TASK PROMPT: Below are the records. Reproduce the line that contains "Output the text content of this document." and every line after it to the end, exactly and alone.

(Excerpts from a transcription dataset)
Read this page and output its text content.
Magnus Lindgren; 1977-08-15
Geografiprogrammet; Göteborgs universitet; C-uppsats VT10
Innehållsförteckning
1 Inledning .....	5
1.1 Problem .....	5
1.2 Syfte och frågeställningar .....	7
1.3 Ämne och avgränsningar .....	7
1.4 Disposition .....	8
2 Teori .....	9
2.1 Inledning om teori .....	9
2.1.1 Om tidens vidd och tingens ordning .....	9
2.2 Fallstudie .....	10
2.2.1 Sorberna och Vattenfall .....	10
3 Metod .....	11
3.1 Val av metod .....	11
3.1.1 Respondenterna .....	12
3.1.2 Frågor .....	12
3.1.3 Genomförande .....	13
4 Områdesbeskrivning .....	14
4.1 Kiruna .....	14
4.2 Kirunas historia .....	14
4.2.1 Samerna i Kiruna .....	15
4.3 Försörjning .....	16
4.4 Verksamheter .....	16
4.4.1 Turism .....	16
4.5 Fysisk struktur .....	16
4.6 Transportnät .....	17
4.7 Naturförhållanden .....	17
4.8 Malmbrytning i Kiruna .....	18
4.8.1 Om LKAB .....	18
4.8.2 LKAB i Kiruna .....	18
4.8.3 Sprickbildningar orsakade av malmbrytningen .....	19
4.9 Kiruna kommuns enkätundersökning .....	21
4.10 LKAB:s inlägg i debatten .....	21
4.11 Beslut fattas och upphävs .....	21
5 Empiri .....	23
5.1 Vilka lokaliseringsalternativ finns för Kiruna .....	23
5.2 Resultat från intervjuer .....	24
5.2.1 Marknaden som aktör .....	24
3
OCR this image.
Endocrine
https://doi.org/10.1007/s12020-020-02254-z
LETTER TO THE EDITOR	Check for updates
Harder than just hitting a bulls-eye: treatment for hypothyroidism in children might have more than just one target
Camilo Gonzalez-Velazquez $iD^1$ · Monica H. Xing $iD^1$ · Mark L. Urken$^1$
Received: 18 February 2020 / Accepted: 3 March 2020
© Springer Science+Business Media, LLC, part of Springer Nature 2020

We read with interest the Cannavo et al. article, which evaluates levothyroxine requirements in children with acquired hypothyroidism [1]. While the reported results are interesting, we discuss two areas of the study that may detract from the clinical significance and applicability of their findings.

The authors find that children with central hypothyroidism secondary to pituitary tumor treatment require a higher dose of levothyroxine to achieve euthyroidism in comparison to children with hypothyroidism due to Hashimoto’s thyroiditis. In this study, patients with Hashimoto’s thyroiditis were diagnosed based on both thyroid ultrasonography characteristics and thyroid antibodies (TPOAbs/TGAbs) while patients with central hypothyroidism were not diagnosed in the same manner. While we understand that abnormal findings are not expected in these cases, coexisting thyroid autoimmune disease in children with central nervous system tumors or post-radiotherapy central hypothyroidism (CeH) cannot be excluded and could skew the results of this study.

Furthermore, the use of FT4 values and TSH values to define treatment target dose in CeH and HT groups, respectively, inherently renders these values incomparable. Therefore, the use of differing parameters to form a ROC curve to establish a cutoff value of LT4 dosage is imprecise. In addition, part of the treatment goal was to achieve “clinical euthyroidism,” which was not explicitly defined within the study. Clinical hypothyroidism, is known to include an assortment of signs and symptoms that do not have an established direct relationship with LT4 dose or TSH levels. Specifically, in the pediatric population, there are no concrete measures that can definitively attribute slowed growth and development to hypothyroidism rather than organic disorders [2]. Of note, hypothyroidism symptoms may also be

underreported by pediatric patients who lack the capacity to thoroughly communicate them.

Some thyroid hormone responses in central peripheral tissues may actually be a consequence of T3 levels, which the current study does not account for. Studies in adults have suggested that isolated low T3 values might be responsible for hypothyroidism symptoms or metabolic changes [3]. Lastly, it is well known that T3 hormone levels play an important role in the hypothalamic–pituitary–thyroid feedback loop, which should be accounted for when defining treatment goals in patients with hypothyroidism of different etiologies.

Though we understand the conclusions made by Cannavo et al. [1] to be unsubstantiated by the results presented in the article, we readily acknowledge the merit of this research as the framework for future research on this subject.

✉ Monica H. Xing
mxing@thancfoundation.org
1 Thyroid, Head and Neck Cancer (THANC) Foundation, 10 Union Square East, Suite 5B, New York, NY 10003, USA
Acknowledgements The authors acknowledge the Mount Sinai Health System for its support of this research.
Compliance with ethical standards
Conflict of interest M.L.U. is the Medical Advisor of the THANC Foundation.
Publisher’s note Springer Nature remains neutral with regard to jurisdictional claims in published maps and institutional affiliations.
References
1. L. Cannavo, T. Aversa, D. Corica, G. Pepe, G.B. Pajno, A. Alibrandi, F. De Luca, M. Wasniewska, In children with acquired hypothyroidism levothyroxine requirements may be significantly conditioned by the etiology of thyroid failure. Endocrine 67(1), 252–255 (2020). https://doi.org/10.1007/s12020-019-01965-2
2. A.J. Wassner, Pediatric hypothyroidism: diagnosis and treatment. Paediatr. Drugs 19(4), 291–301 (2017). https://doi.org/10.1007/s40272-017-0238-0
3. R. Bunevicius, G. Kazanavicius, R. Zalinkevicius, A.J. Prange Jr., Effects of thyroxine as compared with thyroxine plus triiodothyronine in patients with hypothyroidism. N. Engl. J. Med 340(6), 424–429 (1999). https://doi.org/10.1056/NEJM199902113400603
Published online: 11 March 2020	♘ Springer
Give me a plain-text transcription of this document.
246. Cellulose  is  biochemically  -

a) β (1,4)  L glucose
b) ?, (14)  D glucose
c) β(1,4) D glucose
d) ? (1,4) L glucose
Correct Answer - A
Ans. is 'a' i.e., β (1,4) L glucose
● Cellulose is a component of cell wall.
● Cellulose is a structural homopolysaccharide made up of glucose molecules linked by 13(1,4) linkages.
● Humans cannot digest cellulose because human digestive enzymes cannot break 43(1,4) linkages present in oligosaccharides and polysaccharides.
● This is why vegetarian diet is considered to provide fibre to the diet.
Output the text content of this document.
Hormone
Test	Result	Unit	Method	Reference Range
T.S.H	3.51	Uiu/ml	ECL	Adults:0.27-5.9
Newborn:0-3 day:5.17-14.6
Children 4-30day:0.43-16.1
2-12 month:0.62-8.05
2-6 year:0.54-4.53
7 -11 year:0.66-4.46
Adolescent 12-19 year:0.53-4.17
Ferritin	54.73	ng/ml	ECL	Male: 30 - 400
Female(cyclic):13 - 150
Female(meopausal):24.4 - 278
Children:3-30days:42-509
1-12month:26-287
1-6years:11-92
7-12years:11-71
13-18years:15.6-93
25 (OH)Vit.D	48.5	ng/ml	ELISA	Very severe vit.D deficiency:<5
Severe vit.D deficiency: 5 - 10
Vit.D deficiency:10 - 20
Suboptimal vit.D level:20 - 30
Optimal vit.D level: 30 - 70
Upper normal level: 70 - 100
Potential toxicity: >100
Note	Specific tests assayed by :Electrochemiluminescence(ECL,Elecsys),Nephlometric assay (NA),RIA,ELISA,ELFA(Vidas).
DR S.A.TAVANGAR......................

RESPONSE TO THE TASK:
Output the text content of this document.
Hormone
Test	Result	Unit	Method	Reference Range
T.S.H	3.51	Uiu/ml	ECL	Adults:0.27-5.9
Newborn:0-3 day:5.17-14.6
Children 4-30day:0.43-16.1
2-12 month:0.62-8.05
2-6 year:0.54-4.53
7 -11 year:0.66-4.46
Adolescent 12-19 year:0.53-4.17
Ferritin	54.73	ng/ml	ECL	Male: 30 - 400
Female(cyclic):13 - 150
Female(meopausal):24.4 - 278
Children:3-30days:42-509
1-12month:26-287
1-6years:11-92
7-12years:11-71
13-18years:15.6-93
25 (OH)Vit.D	48.5	ng/ml	ELISA	Very severe vit.D deficiency:<5
Severe vit.D deficiency: 5 - 10
Vit.D deficiency:10 - 20
Suboptimal vit.D level:20 - 30
Optimal vit.D level: 30 - 70
Upper normal level: 70 - 100
Potential toxicity: >100
Note	Specific tests assayed by :Electrochemiluminescence(ECL,Elecsys),Nephlometric assay (NA),RIA,ELISA,ELFA(Vidas).
DR S.A.TAVANGAR......................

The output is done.